Note that the 'start' is a random number from 1 to n.  This means that we can get different results with the same dataset.  Helpful if the sample is somehow biased.

In [66]:
from random import randint
n = c.every_nth
if n!=1:
    print('Limiting to 1 article in every {} according to every_nth setting in config.py'.format(n))
start = randint(1,n)-1  # -1 is to prevent OBOE
# start = 0 # Uncomment to avoid re-indexing citation data when testing
df = df.reset_index()
df = df.iloc[start::n, :] # start at 'start' and step through selecting every nth row from there.
df = df.reset_index()
df = df.iloc[:,2:] # resetting index introduces new cols.  Drop them here.
df.shape

(7710, 11)

### Define doi_ls here


In [67]:
doi_ls = list(df['DI'])

In [68]:
print('--------------------------------------------')
print('Filtering complete.')
print('{} articles in our dataset'.format(len(doi_ls)))
print('--------------------------------------------')

--------------------------------------------
Filtering complete.
7710 articles in our dataset
--------------------------------------------


### Build word_data

In [69]:
print('Building word_data')

Building word_data


In [70]:
word_data = []

failures = 0
for doi in doi_ls:
    if doi in list(df['DI']):
        text = df[df['DI'] == doi ].WD.iloc[0]
    else:
        text = 'failure'
    word_data.append(text)
    if text == 'failure':
        failures+=1
    else:
        pass
        
print('Failures: ',str(failures),'/',str(len(doi_ls)))    
print('No. articles with word data:', len(word_data))
print('No. DOIs in our dataset', len(doi_ls))

Failures:  0 / 7710
No. articles with word data: 7710
No. DOIs in our dataset 7710


In [71]:
import pickle
with open(word_datapath, 'wb') as f:
    pickle.dump(word_data, f)    
    
with open(dois_p, 'wb') as f:
    pickle.dump(doi_ls, f)  
    

In [72]:
df.to_csv(c.working_data)

In [73]:
print('Word data for {} files built in {}'.format(len(list(set(word_data))),
                                                 dt.now()-t_start))

Word data for 7710 files built in 0:00:40.187414

^^^^

- [Task item A]:
Sum up the code excerpt above in two sentences.
- [Task item B]:
Copy the part of the code excerpt above starting with "failures = 0" and going on through "word_data.append(text)".

- [Entries provided]:
^^^^

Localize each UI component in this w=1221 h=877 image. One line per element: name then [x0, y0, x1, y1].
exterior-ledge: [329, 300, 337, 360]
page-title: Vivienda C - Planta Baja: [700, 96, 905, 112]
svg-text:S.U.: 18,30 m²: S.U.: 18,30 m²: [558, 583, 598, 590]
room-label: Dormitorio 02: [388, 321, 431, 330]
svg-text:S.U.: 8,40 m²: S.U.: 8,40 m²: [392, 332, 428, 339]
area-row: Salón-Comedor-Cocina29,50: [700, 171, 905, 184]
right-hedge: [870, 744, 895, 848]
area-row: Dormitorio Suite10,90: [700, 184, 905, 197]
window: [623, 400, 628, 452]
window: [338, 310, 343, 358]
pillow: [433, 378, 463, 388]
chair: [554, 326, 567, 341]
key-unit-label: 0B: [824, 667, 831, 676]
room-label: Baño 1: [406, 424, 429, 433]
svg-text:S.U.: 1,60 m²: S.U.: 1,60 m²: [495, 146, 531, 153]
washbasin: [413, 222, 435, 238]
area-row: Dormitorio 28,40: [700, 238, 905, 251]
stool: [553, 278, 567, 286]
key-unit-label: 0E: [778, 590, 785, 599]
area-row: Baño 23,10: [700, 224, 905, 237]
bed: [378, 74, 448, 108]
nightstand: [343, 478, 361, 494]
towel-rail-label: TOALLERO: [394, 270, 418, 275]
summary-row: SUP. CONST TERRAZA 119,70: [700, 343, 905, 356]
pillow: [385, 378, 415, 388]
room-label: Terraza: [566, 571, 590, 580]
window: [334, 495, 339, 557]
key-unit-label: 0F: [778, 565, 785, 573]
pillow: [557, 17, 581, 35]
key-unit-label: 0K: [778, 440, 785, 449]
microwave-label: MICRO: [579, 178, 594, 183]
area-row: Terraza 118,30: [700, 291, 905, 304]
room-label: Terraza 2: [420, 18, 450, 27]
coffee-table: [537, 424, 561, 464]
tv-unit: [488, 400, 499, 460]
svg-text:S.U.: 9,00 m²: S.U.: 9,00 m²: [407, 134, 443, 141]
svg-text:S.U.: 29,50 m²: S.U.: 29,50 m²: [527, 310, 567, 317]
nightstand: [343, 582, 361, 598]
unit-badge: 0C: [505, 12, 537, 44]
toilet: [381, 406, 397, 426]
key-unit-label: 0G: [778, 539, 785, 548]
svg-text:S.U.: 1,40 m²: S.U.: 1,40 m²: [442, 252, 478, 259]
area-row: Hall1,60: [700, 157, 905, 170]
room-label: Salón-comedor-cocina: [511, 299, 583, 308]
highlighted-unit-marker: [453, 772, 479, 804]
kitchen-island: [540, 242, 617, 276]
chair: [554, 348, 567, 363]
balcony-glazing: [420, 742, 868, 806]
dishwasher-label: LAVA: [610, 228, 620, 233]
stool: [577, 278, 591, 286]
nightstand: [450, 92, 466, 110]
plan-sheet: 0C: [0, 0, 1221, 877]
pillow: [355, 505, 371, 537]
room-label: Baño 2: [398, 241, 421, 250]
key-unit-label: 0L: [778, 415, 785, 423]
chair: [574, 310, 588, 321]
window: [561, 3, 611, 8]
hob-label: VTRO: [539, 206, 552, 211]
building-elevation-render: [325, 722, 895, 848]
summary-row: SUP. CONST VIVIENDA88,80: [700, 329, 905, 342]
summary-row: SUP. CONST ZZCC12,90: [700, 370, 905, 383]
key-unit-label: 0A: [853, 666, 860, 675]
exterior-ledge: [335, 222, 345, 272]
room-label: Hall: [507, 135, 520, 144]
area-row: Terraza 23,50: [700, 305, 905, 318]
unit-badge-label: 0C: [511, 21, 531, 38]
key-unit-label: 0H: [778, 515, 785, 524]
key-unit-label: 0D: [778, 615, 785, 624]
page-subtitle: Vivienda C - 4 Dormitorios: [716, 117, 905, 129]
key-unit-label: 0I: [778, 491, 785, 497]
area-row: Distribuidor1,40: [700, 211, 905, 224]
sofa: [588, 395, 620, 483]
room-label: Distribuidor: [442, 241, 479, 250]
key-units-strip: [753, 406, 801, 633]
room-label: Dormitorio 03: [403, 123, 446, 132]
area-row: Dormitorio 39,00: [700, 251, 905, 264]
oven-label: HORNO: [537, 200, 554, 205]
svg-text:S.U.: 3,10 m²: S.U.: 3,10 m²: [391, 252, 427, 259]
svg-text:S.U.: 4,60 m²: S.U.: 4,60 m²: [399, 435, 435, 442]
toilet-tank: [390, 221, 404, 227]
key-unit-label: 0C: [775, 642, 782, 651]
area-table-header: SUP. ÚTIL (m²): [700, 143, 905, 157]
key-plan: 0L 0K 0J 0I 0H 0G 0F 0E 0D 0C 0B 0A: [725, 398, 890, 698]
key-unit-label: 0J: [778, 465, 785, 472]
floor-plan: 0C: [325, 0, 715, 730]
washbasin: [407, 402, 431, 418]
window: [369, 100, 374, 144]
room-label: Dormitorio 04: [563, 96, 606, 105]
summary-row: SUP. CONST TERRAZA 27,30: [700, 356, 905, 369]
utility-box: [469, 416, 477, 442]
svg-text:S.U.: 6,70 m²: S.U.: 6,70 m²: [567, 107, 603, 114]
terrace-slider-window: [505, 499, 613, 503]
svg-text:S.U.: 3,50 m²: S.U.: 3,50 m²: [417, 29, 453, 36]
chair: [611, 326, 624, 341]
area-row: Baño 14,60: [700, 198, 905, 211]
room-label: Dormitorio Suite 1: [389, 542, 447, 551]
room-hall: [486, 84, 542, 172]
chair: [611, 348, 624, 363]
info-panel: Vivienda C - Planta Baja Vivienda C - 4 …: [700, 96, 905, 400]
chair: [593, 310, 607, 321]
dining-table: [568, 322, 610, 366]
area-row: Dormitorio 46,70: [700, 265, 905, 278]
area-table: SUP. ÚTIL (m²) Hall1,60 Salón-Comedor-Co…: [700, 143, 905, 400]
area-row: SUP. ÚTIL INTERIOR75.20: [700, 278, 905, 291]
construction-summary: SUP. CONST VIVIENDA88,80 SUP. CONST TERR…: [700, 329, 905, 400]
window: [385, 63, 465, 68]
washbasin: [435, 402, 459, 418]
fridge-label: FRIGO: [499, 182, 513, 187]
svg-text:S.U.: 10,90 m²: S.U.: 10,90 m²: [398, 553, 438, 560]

^^^^

- [Expected output A]:
The code picks a random start from 1 to n and keeps every nth row from there, so the same dataset can give different results, which helps if the sample is biased; here that leaves 7710 articles. It then builds word data for each DOI with 0 failures, saves the word data and the DOI list with pickle, and writes the data to a CSV file.

- [Expected output B]:
failures = 0
for doi in doi_ls:
    if doi in list(df['DI']):
        text = df[df['DI'] == doi ].WD.iloc[0]
    else:
        text = 'failure'
    word_data.append(text)